» Page text
#####

Dr. Amita: I think it's human nature. I think it's one of these things like I have this great ability, I have to get the best deal. If I find out that somebody got a better deal than me then what have I done? I've wasted my points. That took so much effort. I could have done this. I could have done that. It could have been better this way or that way. It really comes down to I think a couple of things.
One is what I say in my own coaching business over and over again so I feel like I've repeated myself so many times, which is being you, right? Like being authentic to you. Like we said earlier, what works best for you and your family. I had this exact same situation. I put out on the group like a few months ago about going to, well, I guess it was six months, more than six months ago now.
Going to Europe, flying business class. I wanted to take my kids, but I didn't want them to be in business class. I was like it's fine because they're not old enough, quite old enough to be back there by themselves, etc. Collecting Avios points, well Chase points and then transferring them to Avios. Maximizing on PTO, that was the other thing.
So I wanted to fly right after the school ended, which is like May 25th so we could maximize Memorial Day and have one extra day off, right? But of course, couldn't get that day. I had to fly from Houston. It was a Houston London direct. I didn't even want to go to London. I wanted to go to Dublin. I mean, it's a whole like thing in your head. I would be telling my husband this whole like story. He's like dude, I don't care. I don't know. You've made up this whole story in your head about what you need to do with your points and what day you have to travel.

#####

» Collected material
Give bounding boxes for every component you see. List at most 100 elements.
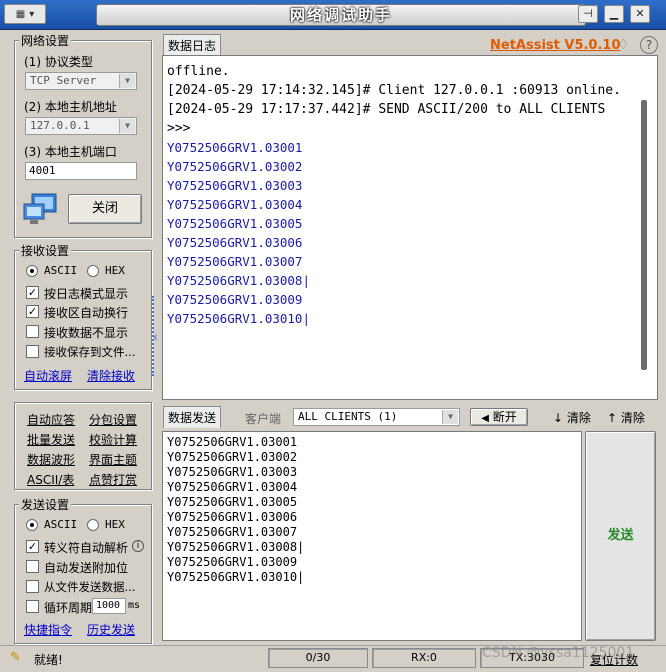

#####

» Required work
Please rewrite the transcript between "Going to Europe, flying" and "the other thing.", inclusive, replacing "Europe" with "Asia". The listing is separate material, unrelated to the transcript.

» Full answer
Going to Asia, flying business class. I wanted to take my kids, but I didn't want them to be in business class. I was like it's fine because they're not old enough, quite old enough to be back there by themselves, etc. Collecting Avios points, well Chase points and then transferring them to Avios. Maximizing on PTO, that was the other thing.